For every line in the data below that contains "podanie", copy the line.
##### Raw records
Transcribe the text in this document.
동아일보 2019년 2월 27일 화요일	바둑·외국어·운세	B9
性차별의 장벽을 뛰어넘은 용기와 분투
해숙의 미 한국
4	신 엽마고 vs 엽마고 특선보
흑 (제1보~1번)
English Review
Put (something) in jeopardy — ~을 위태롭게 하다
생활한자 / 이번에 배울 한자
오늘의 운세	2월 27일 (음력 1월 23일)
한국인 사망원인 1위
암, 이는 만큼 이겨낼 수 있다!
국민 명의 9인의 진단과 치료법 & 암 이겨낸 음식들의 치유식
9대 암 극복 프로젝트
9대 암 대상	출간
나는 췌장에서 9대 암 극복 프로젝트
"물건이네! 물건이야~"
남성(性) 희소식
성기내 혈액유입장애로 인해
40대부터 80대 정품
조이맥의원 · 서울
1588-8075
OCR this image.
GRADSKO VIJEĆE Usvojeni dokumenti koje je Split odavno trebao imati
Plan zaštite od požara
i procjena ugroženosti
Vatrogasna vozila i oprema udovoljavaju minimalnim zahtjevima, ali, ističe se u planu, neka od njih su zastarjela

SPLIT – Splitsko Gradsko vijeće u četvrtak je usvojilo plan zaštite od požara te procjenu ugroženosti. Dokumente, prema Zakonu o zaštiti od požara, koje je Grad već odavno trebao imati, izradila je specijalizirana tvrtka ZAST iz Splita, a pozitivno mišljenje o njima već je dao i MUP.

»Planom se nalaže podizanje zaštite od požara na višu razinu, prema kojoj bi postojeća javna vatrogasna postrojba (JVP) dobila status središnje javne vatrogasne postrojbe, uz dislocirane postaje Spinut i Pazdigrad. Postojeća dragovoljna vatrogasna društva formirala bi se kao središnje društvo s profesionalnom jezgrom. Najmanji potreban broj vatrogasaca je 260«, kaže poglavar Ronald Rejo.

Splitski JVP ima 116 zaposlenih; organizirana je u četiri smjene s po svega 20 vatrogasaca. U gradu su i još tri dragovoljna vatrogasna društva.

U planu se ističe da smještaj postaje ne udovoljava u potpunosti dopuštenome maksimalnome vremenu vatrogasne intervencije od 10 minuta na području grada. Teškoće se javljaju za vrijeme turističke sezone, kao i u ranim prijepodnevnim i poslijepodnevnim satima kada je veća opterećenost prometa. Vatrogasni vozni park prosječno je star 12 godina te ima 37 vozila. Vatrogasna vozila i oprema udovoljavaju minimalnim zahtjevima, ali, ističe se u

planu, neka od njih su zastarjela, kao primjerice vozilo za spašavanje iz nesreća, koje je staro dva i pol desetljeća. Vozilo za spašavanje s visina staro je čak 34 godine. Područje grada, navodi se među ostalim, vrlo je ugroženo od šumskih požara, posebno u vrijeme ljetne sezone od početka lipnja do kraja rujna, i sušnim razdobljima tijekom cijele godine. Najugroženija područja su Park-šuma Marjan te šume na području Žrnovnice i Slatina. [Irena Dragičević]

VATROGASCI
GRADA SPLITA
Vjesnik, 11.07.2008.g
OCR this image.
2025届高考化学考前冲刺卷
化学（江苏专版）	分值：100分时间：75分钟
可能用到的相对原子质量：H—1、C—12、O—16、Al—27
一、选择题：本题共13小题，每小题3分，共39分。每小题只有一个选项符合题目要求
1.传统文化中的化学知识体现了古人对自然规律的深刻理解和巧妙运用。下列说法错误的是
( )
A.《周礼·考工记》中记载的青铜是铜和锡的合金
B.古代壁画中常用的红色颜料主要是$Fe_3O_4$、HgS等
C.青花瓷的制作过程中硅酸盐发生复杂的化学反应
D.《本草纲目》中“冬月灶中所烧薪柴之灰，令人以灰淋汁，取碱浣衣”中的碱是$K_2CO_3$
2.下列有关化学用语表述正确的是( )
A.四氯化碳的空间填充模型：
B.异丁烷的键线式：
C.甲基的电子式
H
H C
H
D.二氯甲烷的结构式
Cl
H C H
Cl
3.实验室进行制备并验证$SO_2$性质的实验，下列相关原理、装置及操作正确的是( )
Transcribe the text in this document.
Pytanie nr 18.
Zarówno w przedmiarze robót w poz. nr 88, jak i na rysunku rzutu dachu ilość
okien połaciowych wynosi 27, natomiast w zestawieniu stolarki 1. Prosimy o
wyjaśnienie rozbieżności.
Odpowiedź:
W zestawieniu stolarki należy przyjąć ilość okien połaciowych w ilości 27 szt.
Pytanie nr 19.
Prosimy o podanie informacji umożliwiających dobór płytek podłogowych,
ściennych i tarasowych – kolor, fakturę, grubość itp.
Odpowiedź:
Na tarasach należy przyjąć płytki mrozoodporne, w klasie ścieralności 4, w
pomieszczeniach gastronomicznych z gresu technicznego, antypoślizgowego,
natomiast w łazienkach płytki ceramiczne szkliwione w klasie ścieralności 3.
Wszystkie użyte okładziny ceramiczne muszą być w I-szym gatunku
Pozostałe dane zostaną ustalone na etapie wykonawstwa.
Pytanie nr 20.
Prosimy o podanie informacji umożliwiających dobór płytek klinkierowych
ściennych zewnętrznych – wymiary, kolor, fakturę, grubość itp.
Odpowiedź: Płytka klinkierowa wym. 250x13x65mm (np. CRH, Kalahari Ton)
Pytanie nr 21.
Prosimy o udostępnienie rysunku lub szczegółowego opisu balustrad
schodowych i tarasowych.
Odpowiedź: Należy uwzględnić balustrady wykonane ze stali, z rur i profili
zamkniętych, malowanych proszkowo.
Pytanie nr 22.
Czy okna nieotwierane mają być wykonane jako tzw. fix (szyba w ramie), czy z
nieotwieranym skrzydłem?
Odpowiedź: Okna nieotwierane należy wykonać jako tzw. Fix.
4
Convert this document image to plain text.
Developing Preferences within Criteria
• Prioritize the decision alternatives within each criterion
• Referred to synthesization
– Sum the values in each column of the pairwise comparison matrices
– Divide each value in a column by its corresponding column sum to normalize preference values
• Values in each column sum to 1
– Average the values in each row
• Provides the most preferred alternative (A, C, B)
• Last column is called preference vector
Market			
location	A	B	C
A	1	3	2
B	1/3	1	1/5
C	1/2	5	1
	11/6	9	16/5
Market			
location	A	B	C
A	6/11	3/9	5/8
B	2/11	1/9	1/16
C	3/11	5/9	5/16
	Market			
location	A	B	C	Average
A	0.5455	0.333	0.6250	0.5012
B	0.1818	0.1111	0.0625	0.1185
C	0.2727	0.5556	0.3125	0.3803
##########
# Correct output:
Prosimy o podanie informacji umożliwiających dobór płytek podłogowych,
Prosimy o podanie informacji umożliwiających dobór płytek klinkierowych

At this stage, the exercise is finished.